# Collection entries
>>>

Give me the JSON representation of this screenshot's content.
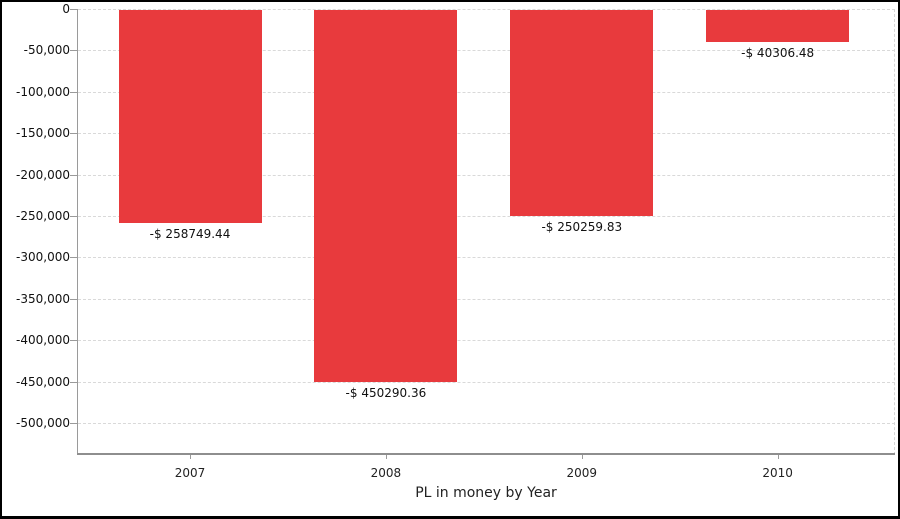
{
  "window": {
    "background": "#ffffff",
    "border_color": "#000000"
  },
  "chart_data": {
    "type": "bar",
    "title": "PL in money by Year",
    "xlabel": "PL in money by Year",
    "ylabel": "",
    "categories": [
      "2007",
      "2008",
      "2009",
      "2010"
    ],
    "series": [
      {
        "name": "PL in money",
        "values": [
          -258749.44,
          -450290.36,
          -250259.83,
          -40306.48
        ],
        "labels": [
          "-$ 258749.44",
          "-$ 450290.36",
          "-$ 250259.83",
          "-$ 40306.48"
        ],
        "color": "#e83a3d"
      }
    ],
    "y_ticks": [
      0,
      -50000,
      -100000,
      -150000,
      -200000,
      -250000,
      -300000,
      -350000,
      -400000,
      -450000,
      -500000
    ],
    "y_tick_labels": [
      "0",
      "-50,000",
      "-100,000",
      "-150,000",
      "-200,000",
      "-250,000",
      "-300,000",
      "-350,000",
      "-400,000",
      "-450,000",
      "-500,000"
    ],
    "ylim": [
      -538000,
      0
    ],
    "grid": "horizontal-dashed",
    "legend": "none",
    "colors": {
      "bar": "#e83a3d",
      "grid": "#d9d9d9",
      "axis": "#8e8e8e",
      "tick": "#9a9a9a",
      "text": "#111111"
    }
  }
}
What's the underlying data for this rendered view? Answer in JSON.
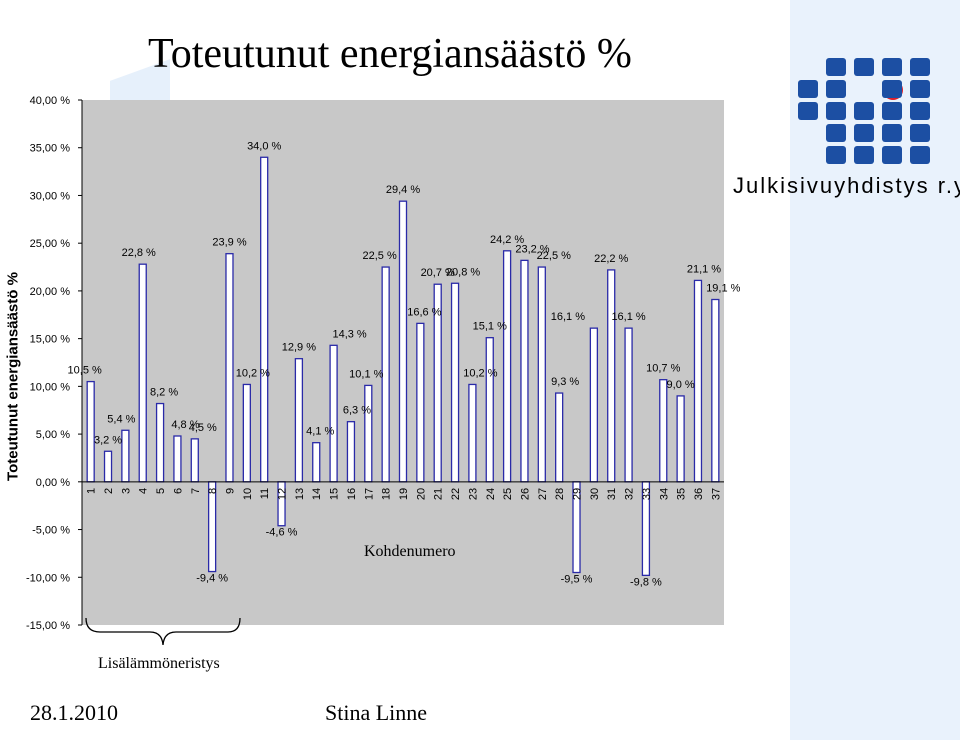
{
  "title": "Toteutunut energiansäästö %",
  "footer": {
    "date": "28.1.2010",
    "author": "Stina Linne"
  },
  "logo": {
    "text": "Julkisivuyhdistys r.y."
  },
  "chart_data": {
    "type": "bar",
    "title": "Toteutunut energiansäästö %",
    "ylabel": "Toteutunut energiansäästö %",
    "xlabel": "Kohdenumero",
    "ylim": [
      -15,
      40
    ],
    "yticks": [
      "40,00 %",
      "35,00 %",
      "30,00 %",
      "25,00 %",
      "20,00 %",
      "15,00 %",
      "10,00 %",
      "5,00 %",
      "0,00 %",
      "-5,00 %",
      "-10,00 %",
      "-15,00 %"
    ],
    "categories": [
      "1",
      "2",
      "3",
      "4",
      "5",
      "6",
      "7",
      "8",
      "9",
      "10",
      "11",
      "12",
      "13",
      "14",
      "15",
      "16",
      "17",
      "18",
      "19",
      "20",
      "21",
      "22",
      "23",
      "24",
      "25",
      "26",
      "27",
      "28",
      "29",
      "30",
      "31",
      "32",
      "33",
      "34",
      "35",
      "36",
      "37"
    ],
    "values": [
      10.5,
      3.2,
      5.4,
      22.8,
      8.2,
      4.8,
      4.5,
      -9.4,
      23.9,
      10.2,
      34.0,
      -4.6,
      12.9,
      4.1,
      14.3,
      6.3,
      10.1,
      22.5,
      29.4,
      16.6,
      20.7,
      20.8,
      10.2,
      15.1,
      24.2,
      23.2,
      22.5,
      9.3,
      -9.5,
      16.1,
      22.2,
      16.1,
      -9.8,
      10.7,
      9.0,
      21.1,
      19.1
    ],
    "data_labels": [
      "10,5 %",
      "3,2 %",
      "5,4 %",
      "22,8 %",
      "8,2 %",
      "4,8 %",
      "4,5 %",
      "-9,4 %",
      "23,9 %",
      "10,2 %",
      "34,0 %",
      "-4,6 %",
      "12,9 %",
      "4,1 %",
      "14,3 %",
      "6,3 %",
      "10,1 %",
      "22,5 %",
      "29,4 %",
      "16,6 %",
      "20,7 %",
      "20,8 %",
      "10,2 %",
      "15,1 %",
      "24,2 %",
      "23,2 %",
      "22,5 %",
      "9,3 %",
      "-9,5 %",
      "16,1 %",
      "22,2 %",
      "16,1 %",
      "-9,8 %",
      "10,7 %",
      "9,0 %",
      "21,1 %",
      "19,1 %"
    ],
    "annotation": "Lisälämmöneristys",
    "grid": false,
    "bar_color": "#ffffff",
    "bar_edge_color": "#2a2aa8",
    "plot_background": "#c8c8c8"
  }
}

<<<

Take the entries shown above and quote them verbatim, passing over the pictures.

Give me the JSON representation of this screenshot's content.
{
  "window": {
    "background": "#ffffff",
    "border_color": "#000000"
  },
  "chart_data": {
    "type": "bar",
    "title": "PL in money by Year",
    "xlabel": "PL in money by Year",
    "ylabel": "",
    "categories": [
      "2007",
      "2008",
      "2009",
      "2010"
    ],
    "series": [
      {
        "name": "PL in money",
        "values": [
          -258749.44,
          -450290.36,
          -250259.83,
          -40306.48
        ],
        "labels": [
          "-$ 258749.44",
          "-$ 450290.36",
          "-$ 250259.83",
          "-$ 40306.48"
        ],
        "color": "#e83a3d"
      }
    ],
    "y_ticks": [
      0,
      -50000,
      -100000,
      -150000,
      -200000,
      -250000,
      -300000,
      -350000,
      -400000,
      -450000,
      -500000
    ],
    "y_tick_labels": [
      "0",
      "-50,000",
      "-100,000",
      "-150,000",
      "-200,000",
      "-250,000",
      "-300,000",
      "-350,000",
      "-400,000",
      "-450,000",
      "-500,000"
    ],
    "ylim": [
      -538000,
      0
    ],
    "grid": "horizontal-dashed",
    "legend": "none",
    "colors": {
      "bar": "#e83a3d",
      "grid": "#d9d9d9",
      "axis": "#8e8e8e",
      "tick": "#9a9a9a",
      "text": "#111111"
    }
  }
}
What's the underlying data for this rendered view? Answer in JSON.
{
  "title": "Toteutunut energiansäästö %",
  "footer": {
    "date": "28.1.2010",
    "author": "Stina Linne"
  },
  "logo": {
    "text": "Julkisivuyhdistys r.y."
  },
  "chart_data": {
    "type": "bar",
    "title": "Toteutunut energiansäästö %",
    "ylabel": "Toteutunut energiansäästö %",
    "xlabel": "Kohdenumero",
    "ylim": [
      -15,
      40
    ],
    "yticks": [
      "40,00 %",
      "35,00 %",
      "30,00 %",
      "25,00 %",
      "20,00 %",
      "15,00 %",
      "10,00 %",
      "5,00 %",
      "0,00 %",
      "-5,00 %",
      "-10,00 %",
      "-15,00 %"
    ],
    "categories": [
      "1",
      "2",
      "3",
      "4",
      "5",
      "6",
      "7",
      "8",
      "9",
      "10",
      "11",
      "12",
      "13",
      "14",
      "15",
      "16",
      "17",
      "18",
      "19",
      "20",
      "21",
      "22",
      "23",
      "24",
      "25",
      "26",
      "27",
      "28",
      "29",
      "30",
      "31",
      "32",
      "33",
      "34",
      "35",
      "36",
      "37"
    ],
    "values": [
      10.5,
      3.2,
      5.4,
      22.8,
      8.2,
      4.8,
      4.5,
      -9.4,
      23.9,
      10.2,
      34.0,
      -4.6,
      12.9,
      4.1,
      14.3,
      6.3,
      10.1,
      22.5,
      29.4,
      16.6,
      20.7,
      20.8,
      10.2,
      15.1,
      24.2,
      23.2,
      22.5,
      9.3,
      -9.5,
      16.1,
      22.2,
      16.1,
      -9.8,
      10.7,
      9.0,
      21.1,
      19.1
    ],
    "data_labels": [
      "10,5 %",
      "3,2 %",
      "5,4 %",
      "22,8 %",
      "8,2 %",
      "4,8 %",
      "4,5 %",
      "-9,4 %",
      "23,9 %",
      "10,2 %",
      "34,0 %",
      "-4,6 %",
      "12,9 %",
      "4,1 %",
      "14,3 %",
      "6,3 %",
      "10,1 %",
      "22,5 %",
      "29,4 %",
      "16,6 %",
      "20,7 %",
      "20,8 %",
      "10,2 %",
      "15,1 %",
      "24,2 %",
      "23,2 %",
      "22,5 %",
      "9,3 %",
      "-9,5 %",
      "16,1 %",
      "22,2 %",
      "16,1 %",
      "-9,8 %",
      "10,7 %",
      "9,0 %",
      "21,1 %",
      "19,1 %"
    ],
    "annotation": "Lisälämmöneristys",
    "grid": false,
    "bar_color": "#ffffff",
    "bar_edge_color": "#2a2aa8",
    "plot_background": "#c8c8c8"
  }
}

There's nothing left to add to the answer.